REQUEST – Copy every line that contains the string "armati" from the entries below.
-- START --
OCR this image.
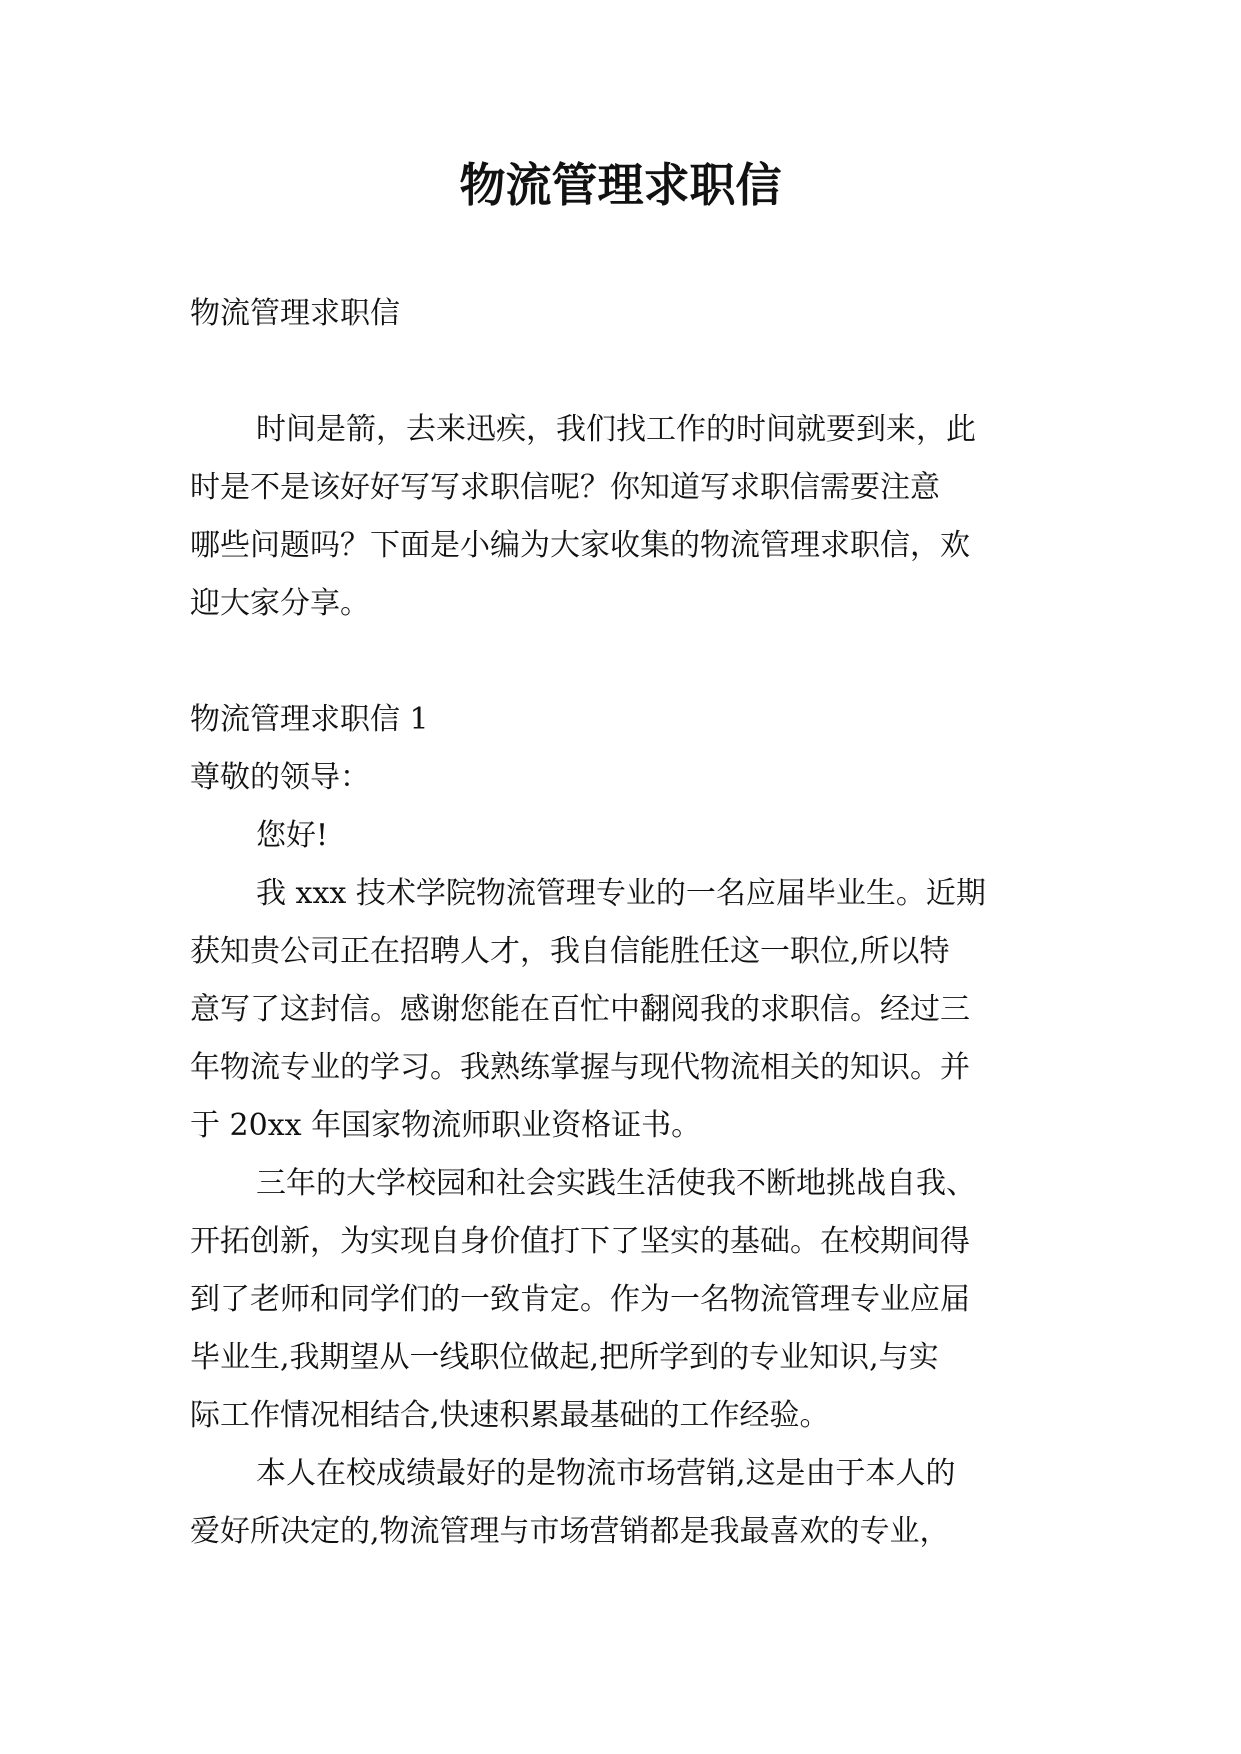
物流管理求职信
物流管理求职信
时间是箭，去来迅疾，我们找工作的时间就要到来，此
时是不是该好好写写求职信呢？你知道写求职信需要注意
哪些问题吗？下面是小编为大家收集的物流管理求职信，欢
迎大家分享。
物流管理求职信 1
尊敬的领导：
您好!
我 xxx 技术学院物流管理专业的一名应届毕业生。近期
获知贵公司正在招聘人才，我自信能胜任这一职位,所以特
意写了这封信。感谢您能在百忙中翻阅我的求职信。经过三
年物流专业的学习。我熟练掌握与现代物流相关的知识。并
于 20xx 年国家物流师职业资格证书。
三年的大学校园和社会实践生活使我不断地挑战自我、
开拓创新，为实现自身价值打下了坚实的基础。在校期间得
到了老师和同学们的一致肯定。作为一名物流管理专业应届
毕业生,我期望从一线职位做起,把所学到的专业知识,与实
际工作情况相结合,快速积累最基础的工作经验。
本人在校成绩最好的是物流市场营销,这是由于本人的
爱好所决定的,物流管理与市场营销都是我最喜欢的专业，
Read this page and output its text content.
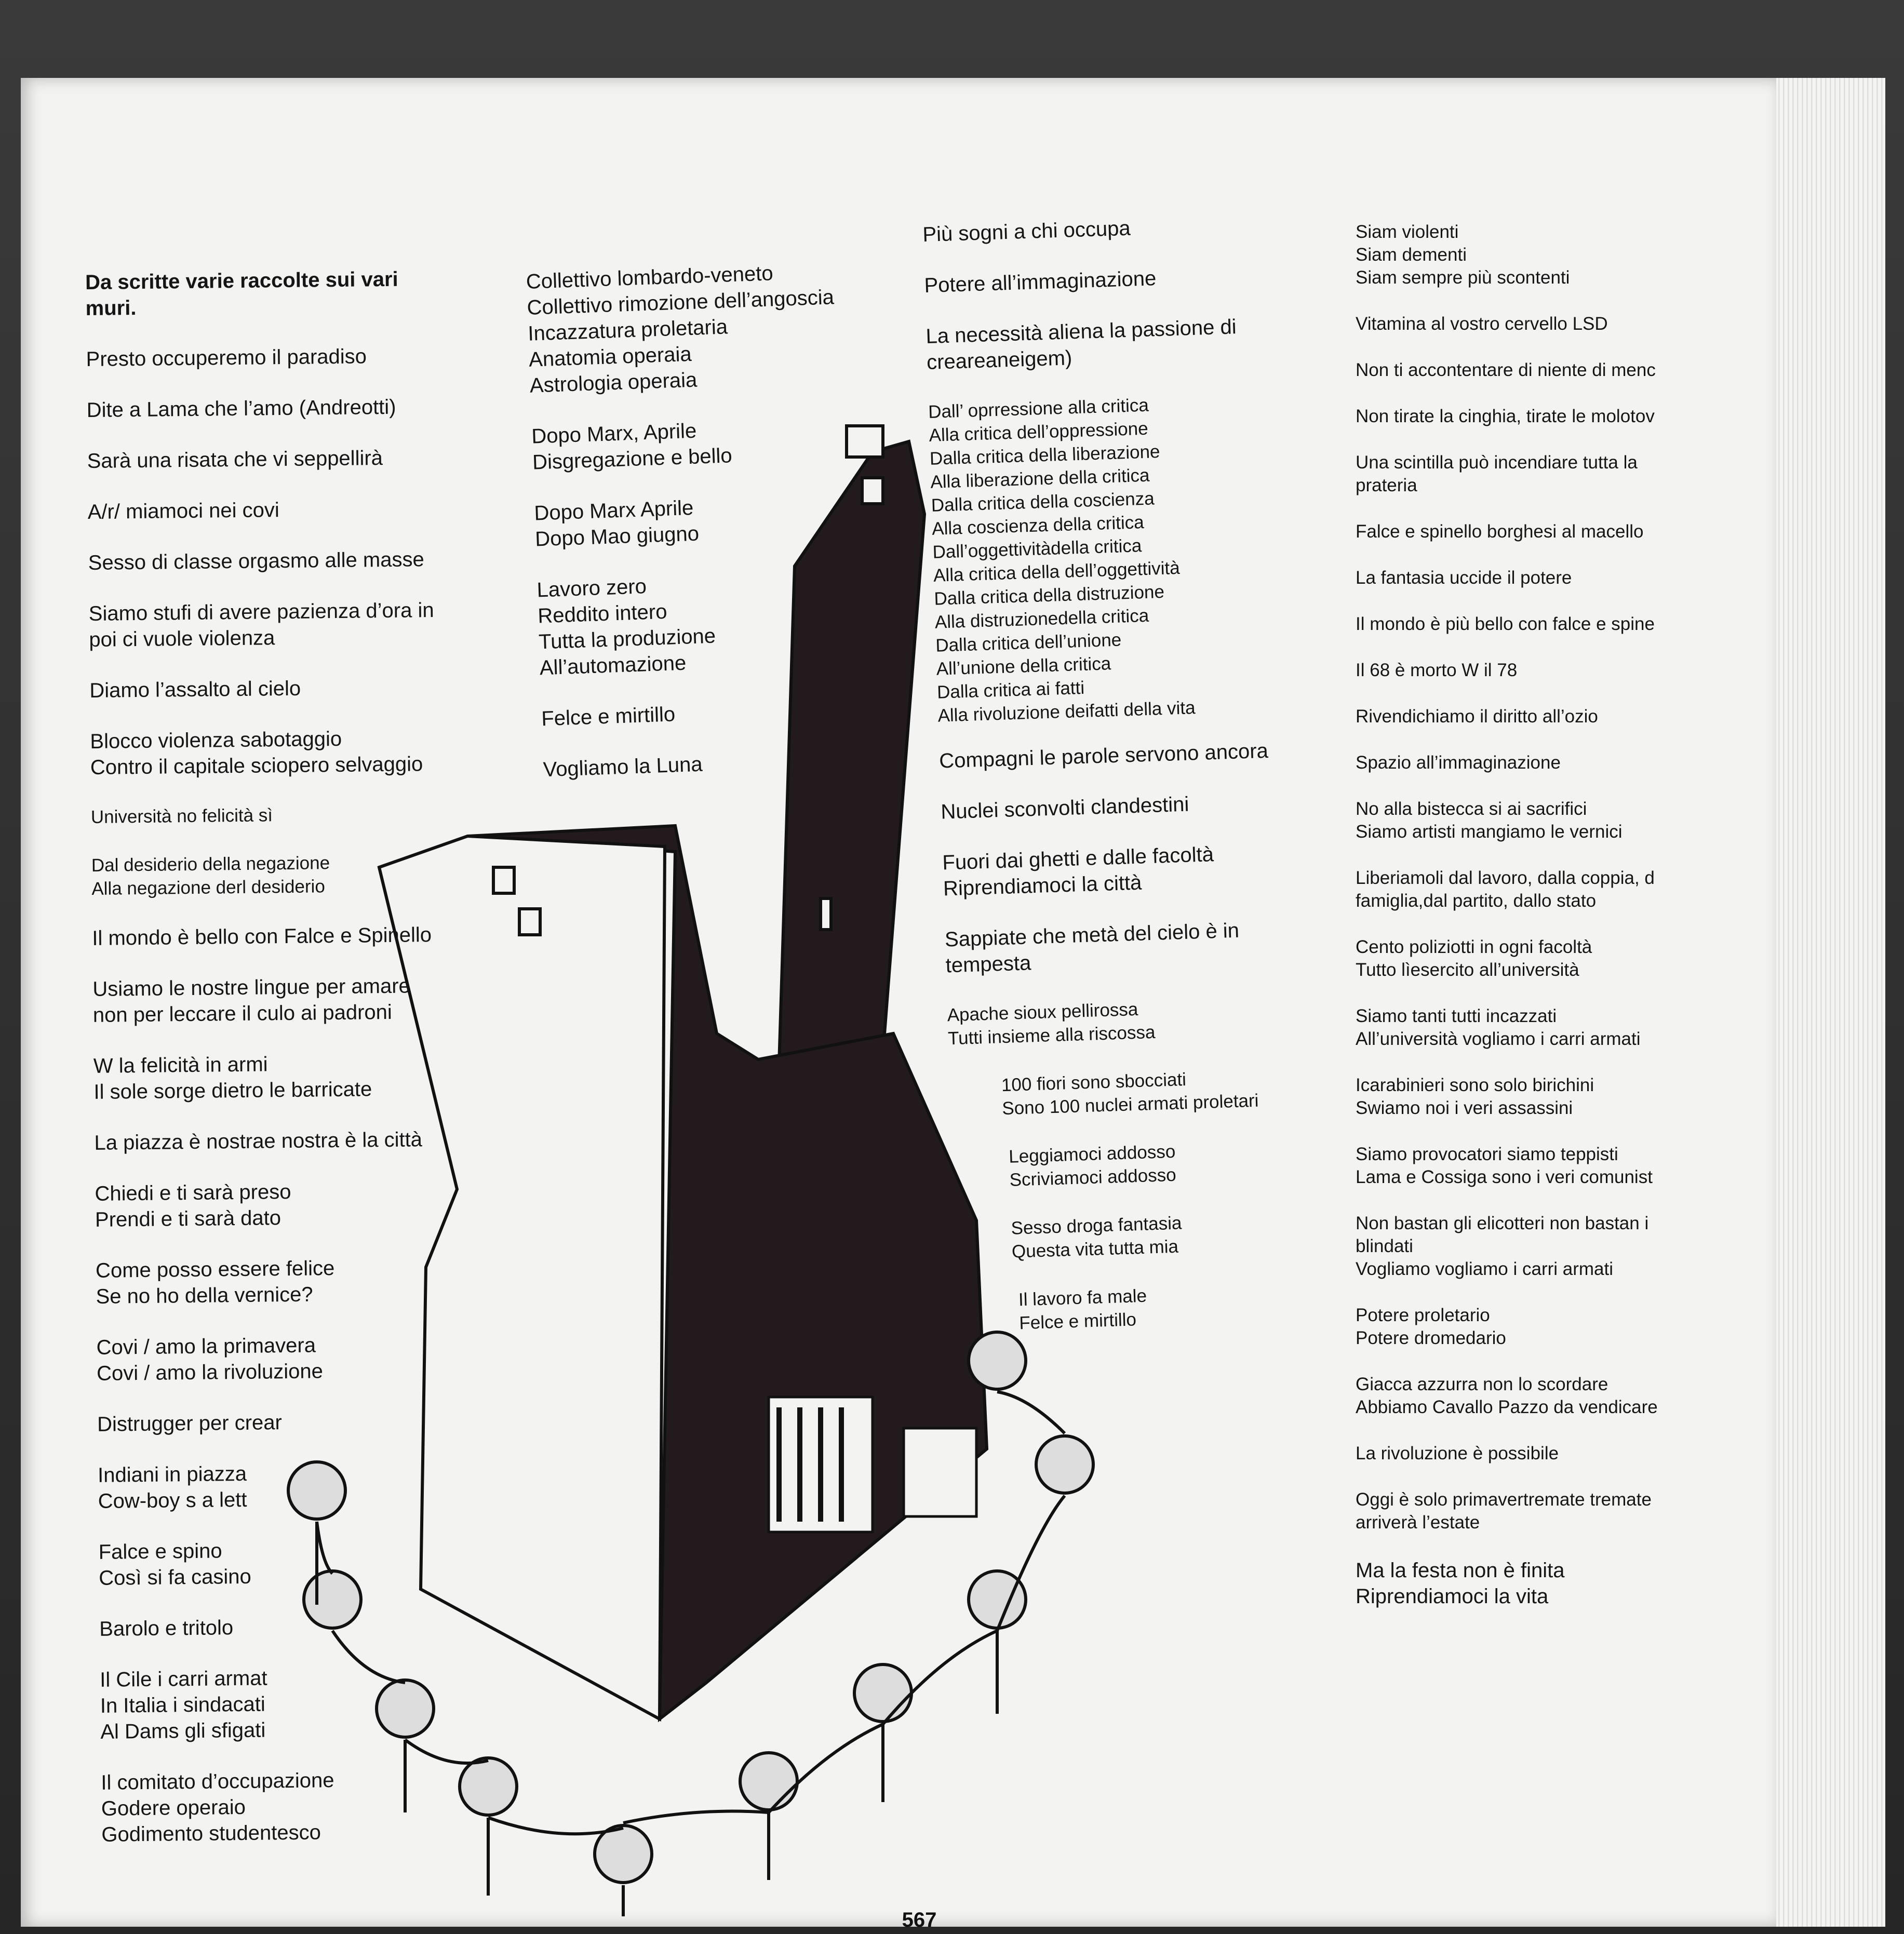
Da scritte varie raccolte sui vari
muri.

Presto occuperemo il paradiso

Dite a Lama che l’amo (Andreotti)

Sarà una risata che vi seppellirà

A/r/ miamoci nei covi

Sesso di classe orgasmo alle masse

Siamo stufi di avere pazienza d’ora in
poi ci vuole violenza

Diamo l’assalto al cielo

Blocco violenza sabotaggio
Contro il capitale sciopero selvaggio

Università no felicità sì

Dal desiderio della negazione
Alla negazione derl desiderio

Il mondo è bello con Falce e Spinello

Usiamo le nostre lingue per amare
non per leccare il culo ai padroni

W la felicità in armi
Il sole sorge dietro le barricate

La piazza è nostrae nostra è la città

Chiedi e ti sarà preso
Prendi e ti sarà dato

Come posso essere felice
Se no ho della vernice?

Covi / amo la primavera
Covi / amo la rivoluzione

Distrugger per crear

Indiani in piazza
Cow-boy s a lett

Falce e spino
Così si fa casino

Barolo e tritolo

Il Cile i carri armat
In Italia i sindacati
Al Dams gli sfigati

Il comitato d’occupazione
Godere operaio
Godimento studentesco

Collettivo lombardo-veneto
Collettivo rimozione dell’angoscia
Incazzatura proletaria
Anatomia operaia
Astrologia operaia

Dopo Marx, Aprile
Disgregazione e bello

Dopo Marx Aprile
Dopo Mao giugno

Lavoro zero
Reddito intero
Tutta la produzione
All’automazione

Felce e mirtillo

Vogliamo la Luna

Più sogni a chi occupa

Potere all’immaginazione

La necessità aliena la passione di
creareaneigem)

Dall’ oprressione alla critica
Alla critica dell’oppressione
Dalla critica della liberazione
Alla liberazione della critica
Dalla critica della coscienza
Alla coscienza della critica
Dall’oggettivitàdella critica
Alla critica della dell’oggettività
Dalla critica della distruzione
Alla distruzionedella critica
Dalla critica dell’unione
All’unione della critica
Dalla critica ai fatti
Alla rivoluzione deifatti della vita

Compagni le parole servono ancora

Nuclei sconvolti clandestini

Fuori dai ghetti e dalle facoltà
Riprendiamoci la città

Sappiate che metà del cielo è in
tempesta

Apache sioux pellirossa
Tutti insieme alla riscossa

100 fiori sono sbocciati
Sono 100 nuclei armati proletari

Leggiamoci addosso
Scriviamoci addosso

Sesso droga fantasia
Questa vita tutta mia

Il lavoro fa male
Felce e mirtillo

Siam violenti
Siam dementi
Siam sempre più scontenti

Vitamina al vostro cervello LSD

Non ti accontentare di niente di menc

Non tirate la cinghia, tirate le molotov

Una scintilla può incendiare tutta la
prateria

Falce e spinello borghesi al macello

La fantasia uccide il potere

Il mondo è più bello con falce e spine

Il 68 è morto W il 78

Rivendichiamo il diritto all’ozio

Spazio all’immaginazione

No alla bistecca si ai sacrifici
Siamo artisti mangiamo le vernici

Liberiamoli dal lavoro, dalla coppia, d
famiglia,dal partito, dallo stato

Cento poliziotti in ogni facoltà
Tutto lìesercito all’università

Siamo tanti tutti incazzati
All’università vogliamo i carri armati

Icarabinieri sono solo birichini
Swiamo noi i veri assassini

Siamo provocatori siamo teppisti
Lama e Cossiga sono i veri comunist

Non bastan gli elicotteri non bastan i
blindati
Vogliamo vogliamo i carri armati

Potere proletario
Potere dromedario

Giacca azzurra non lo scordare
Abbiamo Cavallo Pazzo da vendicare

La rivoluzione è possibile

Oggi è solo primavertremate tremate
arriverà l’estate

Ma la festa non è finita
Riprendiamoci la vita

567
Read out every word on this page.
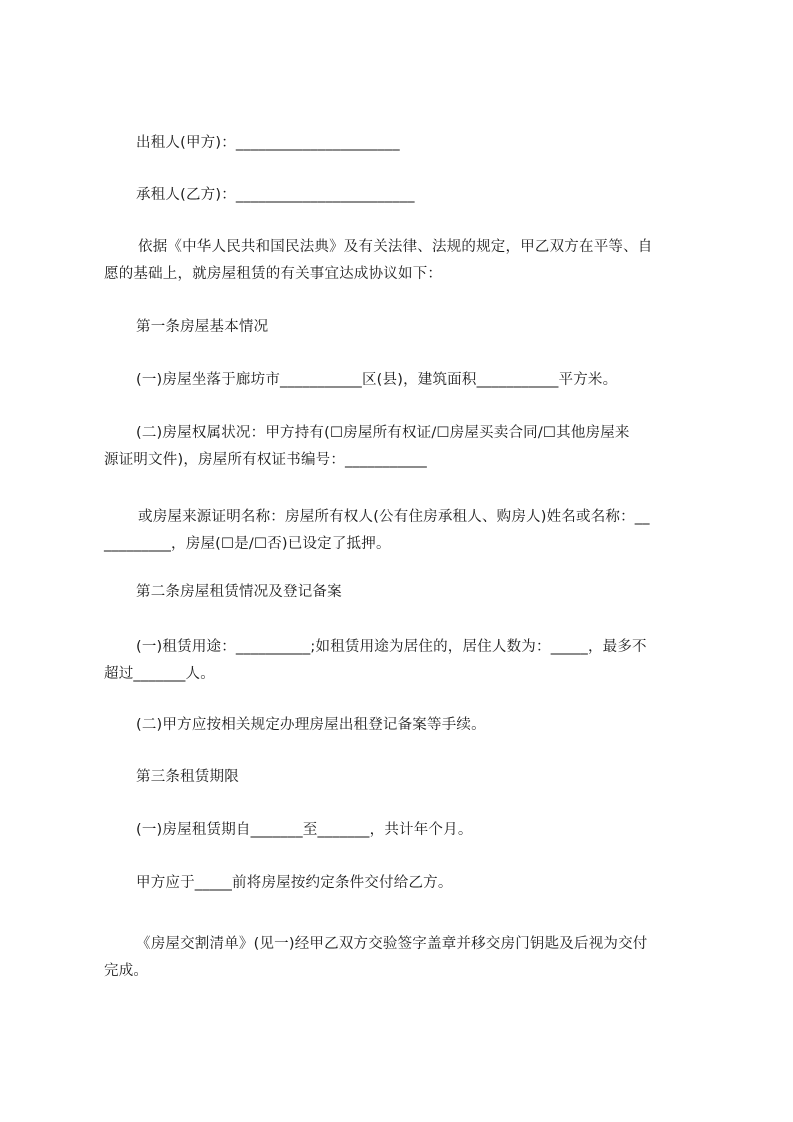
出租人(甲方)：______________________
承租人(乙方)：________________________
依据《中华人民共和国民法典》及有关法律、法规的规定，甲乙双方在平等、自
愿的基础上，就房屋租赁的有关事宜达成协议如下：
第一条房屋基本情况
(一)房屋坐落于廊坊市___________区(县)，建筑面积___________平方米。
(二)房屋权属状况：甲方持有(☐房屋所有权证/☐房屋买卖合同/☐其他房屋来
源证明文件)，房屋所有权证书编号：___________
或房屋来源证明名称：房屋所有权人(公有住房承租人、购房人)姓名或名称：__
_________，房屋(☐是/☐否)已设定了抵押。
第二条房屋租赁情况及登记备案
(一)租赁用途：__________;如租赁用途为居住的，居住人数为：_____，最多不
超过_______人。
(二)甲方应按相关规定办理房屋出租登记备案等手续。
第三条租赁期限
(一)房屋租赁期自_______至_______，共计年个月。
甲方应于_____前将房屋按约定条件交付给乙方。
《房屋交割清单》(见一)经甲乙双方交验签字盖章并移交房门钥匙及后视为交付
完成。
-- END --
FULL ANSWER –
Sono 100 nuclei armati proletari
All’università vogliamo i carri armati
Vogliamo vogliamo i carri armati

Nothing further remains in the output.